# WORK TO BE COMPLETED
Lift out all lines below that contain "name".
* begin *
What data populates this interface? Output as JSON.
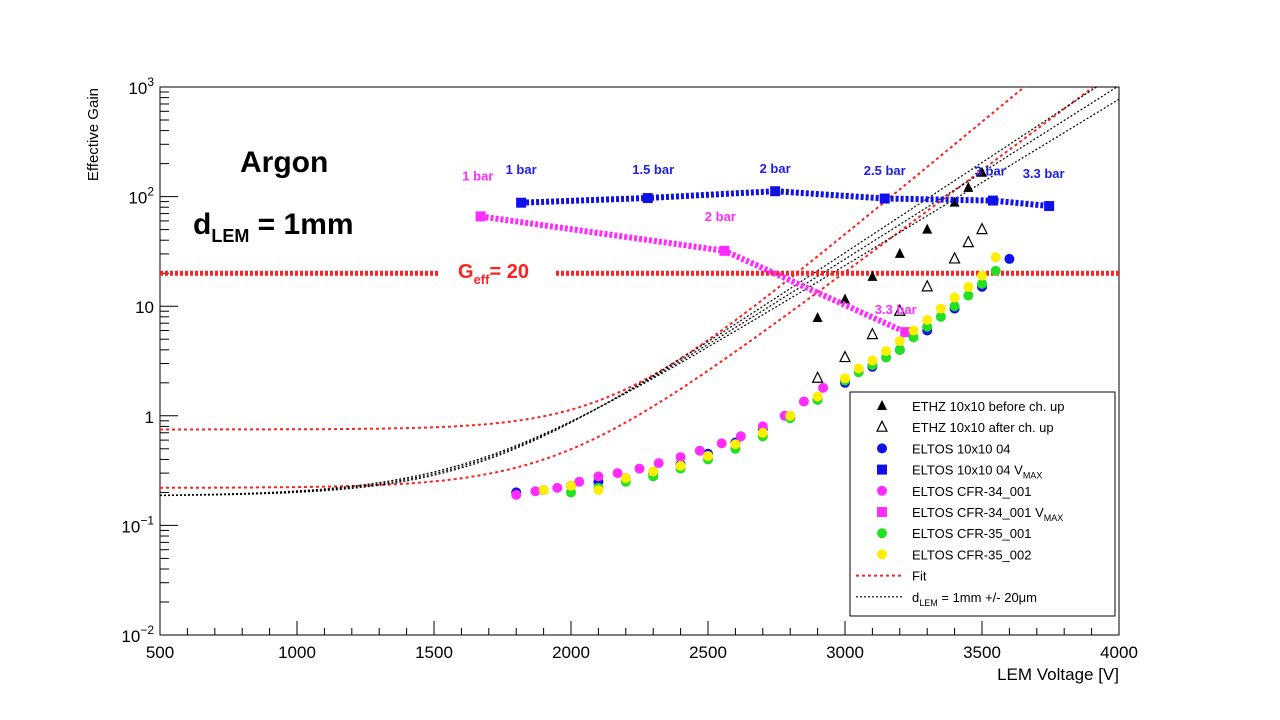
{
  "chart_data": {
    "type": "scatter",
    "ylabel": "Effective Gain",
    "xlabel": "LEM Voltage [V]",
    "x_scale": "linear",
    "y_scale": "log",
    "xlim": [
      500,
      4000
    ],
    "ylim": [
      0.01,
      1000
    ],
    "x_ticks": [
      "500",
      "1000",
      "1500",
      "2000",
      "2500",
      "3000",
      "3500",
      "4000"
    ],
    "y_ticks": [
      {
        "value": 0.01,
        "base": "10",
        "exp": "−2"
      },
      {
        "value": 0.1,
        "base": "10",
        "exp": "−1"
      },
      {
        "value": 1,
        "base": "1",
        "exp": ""
      },
      {
        "value": 10,
        "base": "10",
        "exp": ""
      },
      {
        "value": 100,
        "base": "10",
        "exp": "2"
      },
      {
        "value": 1000,
        "base": "10",
        "exp": "3"
      }
    ],
    "annotations": {
      "gas": "Argon",
      "dlem_main": "d",
      "dlem_sub": "LEM",
      "dlem_rest": " = 1mm",
      "geff_main": "G",
      "geff_sub": "eff",
      "geff_rest": "= 20"
    },
    "geff_line": {
      "y": 20,
      "color": "#ff2020"
    },
    "pressure_labels": [
      {
        "text": "1 bar",
        "x": 1818,
        "y": 160,
        "color": "#2020e0"
      },
      {
        "text": "1.5 bar",
        "x": 2300,
        "y": 160,
        "color": "#2020e0"
      },
      {
        "text": "2 bar",
        "x": 2745,
        "y": 165,
        "color": "#2020e0"
      },
      {
        "text": "2.5 bar",
        "x": 3145,
        "y": 158,
        "color": "#2020e0"
      },
      {
        "text": "3 bar",
        "x": 3530,
        "y": 155,
        "color": "#2020e0"
      },
      {
        "text": "3.3 bar",
        "x": 3725,
        "y": 148,
        "color": "#2020e0"
      },
      {
        "text": "1 bar",
        "x": 1660,
        "y": 140,
        "color": "#ff2cff"
      },
      {
        "text": "2 bar",
        "x": 2545,
        "y": 60,
        "color": "#ff2cff"
      },
      {
        "text": "3.3 bar",
        "x": 3185,
        "y": 8.5,
        "color": "#ff2cff"
      }
    ],
    "series": [
      {
        "name": "ETHZ 10x10 before ch. up",
        "marker": "triangle-filled",
        "color": "#000000",
        "x": [
          2900,
          3000,
          3100,
          3200,
          3300,
          3400,
          3450,
          3500
        ],
        "y": [
          7.8,
          11.5,
          18.5,
          30,
          50,
          88,
          120,
          165
        ]
      },
      {
        "name": "ETHZ 10x10 after ch. up",
        "marker": "triangle-open",
        "color": "#000000",
        "x": [
          2900,
          3000,
          3100,
          3200,
          3300,
          3400,
          3450,
          3500
        ],
        "y": [
          2.2,
          3.4,
          5.5,
          9,
          15,
          27,
          38,
          50
        ]
      },
      {
        "name": "ELTOS 10x10 04",
        "marker": "circle",
        "color": "#1010e8",
        "x": [
          1800,
          1900,
          2000,
          2100,
          2200,
          2300,
          2400,
          2500,
          2600,
          2700,
          2800,
          2900,
          3000,
          3100,
          3200,
          3300,
          3400,
          3500,
          3600
        ],
        "y": [
          0.2,
          0.21,
          0.23,
          0.25,
          0.27,
          0.3,
          0.36,
          0.45,
          0.57,
          0.75,
          1.0,
          1.4,
          2.0,
          2.8,
          4.0,
          6.0,
          9.5,
          15,
          27
        ]
      },
      {
        "name": "ELTOS 10x10 04 V_MAX",
        "marker": "square",
        "color": "#1010e8",
        "connected": true,
        "x": [
          1818,
          2280,
          2745,
          3145,
          3540,
          3745
        ],
        "y": [
          88,
          97,
          112,
          96,
          92,
          82
        ]
      },
      {
        "name": "ELTOS CFR-34_001",
        "marker": "circle",
        "color": "#ff2cff",
        "x": [
          1800,
          1870,
          1950,
          2030,
          2100,
          2170,
          2250,
          2320,
          2400,
          2470,
          2550,
          2620,
          2700,
          2780,
          2850,
          2920
        ],
        "y": [
          0.19,
          0.205,
          0.22,
          0.25,
          0.28,
          0.3,
          0.33,
          0.37,
          0.42,
          0.48,
          0.56,
          0.65,
          0.8,
          1.0,
          1.35,
          1.8
        ]
      },
      {
        "name": "ELTOS CFR-34_001 V_MAX",
        "marker": "square",
        "color": "#ff2cff",
        "connected": true,
        "x": [
          1670,
          2560,
          3220
        ],
        "y": [
          66,
          32,
          5.8
        ]
      },
      {
        "name": "ELTOS CFR-35_001",
        "marker": "circle",
        "color": "#22e022",
        "x": [
          2000,
          2100,
          2200,
          2300,
          2400,
          2500,
          2600,
          2700,
          2800,
          2900,
          3000,
          3050,
          3100,
          3150,
          3200,
          3250,
          3300,
          3350,
          3400,
          3450,
          3500,
          3550
        ],
        "y": [
          0.2,
          0.22,
          0.25,
          0.28,
          0.33,
          0.4,
          0.5,
          0.65,
          0.95,
          1.4,
          2.1,
          2.5,
          2.9,
          3.4,
          4.0,
          5.2,
          6.5,
          8.0,
          10,
          12.5,
          16,
          21
        ]
      },
      {
        "name": "ELTOS CFR-35_002",
        "marker": "circle",
        "color": "#ffee00",
        "x": [
          1900,
          2000,
          2100,
          2200,
          2300,
          2400,
          2500,
          2600,
          2700,
          2800,
          2900,
          3000,
          3050,
          3100,
          3150,
          3200,
          3250,
          3300,
          3350,
          3400,
          3450,
          3500,
          3550
        ],
        "y": [
          0.21,
          0.23,
          0.21,
          0.27,
          0.31,
          0.35,
          0.43,
          0.55,
          0.7,
          1.0,
          1.5,
          2.2,
          2.7,
          3.2,
          3.9,
          4.8,
          6.0,
          7.5,
          9.5,
          12,
          15,
          19,
          28
        ]
      },
      {
        "name": "Fit",
        "marker": "line-dotted",
        "color": "#ff2020",
        "curves": [
          {
            "a": 0.75,
            "b": 0.00475,
            "x0": 2200
          },
          {
            "a": 0.22,
            "b": 0.0043,
            "x0": 2300
          }
        ]
      },
      {
        "name": "d_LEM = 1mm +/- 20μm",
        "marker": "line-dotted",
        "color": "#000000",
        "curves": [
          {
            "a": 0.185,
            "b": 0.0038,
            "x0": 2100
          },
          {
            "a": 0.185,
            "b": 0.00365,
            "x0": 2100
          },
          {
            "a": 0.185,
            "b": 0.0035,
            "x0": 2100
          }
        ]
      }
    ],
    "legend": {
      "position": "bottom-right",
      "entries": [
        {
          "marker": "triangle-filled",
          "color": "#000000",
          "label": "ETHZ 10x10 before ch. up",
          "sub": ""
        },
        {
          "marker": "triangle-open",
          "color": "#000000",
          "label": "ETHZ 10x10 after ch. up",
          "sub": ""
        },
        {
          "marker": "circle",
          "color": "#1010e8",
          "label": "ELTOS 10x10 04",
          "sub": ""
        },
        {
          "marker": "square",
          "color": "#1010e8",
          "label": "ELTOS 10x10 04 V",
          "sub": "MAX"
        },
        {
          "marker": "circle",
          "color": "#ff2cff",
          "label": "ELTOS CFR-34_001",
          "sub": ""
        },
        {
          "marker": "square",
          "color": "#ff2cff",
          "label": "ELTOS CFR-34_001 V",
          "sub": "MAX"
        },
        {
          "marker": "circle",
          "color": "#22e022",
          "label": "ELTOS CFR-35_001",
          "sub": ""
        },
        {
          "marker": "circle",
          "color": "#ffee00",
          "label": "ELTOS CFR-35_002",
          "sub": ""
        },
        {
          "marker": "line-red",
          "color": "#ff2020",
          "label": "Fit",
          "sub": ""
        },
        {
          "marker": "line-black",
          "color": "#000000",
          "label": "d",
          "sub": "LEM",
          "rest": " = 1mm +/- 20μm"
        }
      ]
    }
  }
}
* end *
# SOLVED PROBLEM
        "name": "ETHZ 10x10 before ch. up",
        "name": "ETHZ 10x10 after ch. up",
        "name": "ELTOS 10x10 04",
        "name": "ELTOS 10x10 04 V_MAX",
        "name": "ELTOS CFR-34_001",
        "name": "ELTOS CFR-34_001 V_MAX",
        "name": "ELTOS CFR-35_001",
        "name": "ELTOS CFR-35_002",
        "name": "Fit",
        "name": "d_LEM = 1mm +/- 20μm",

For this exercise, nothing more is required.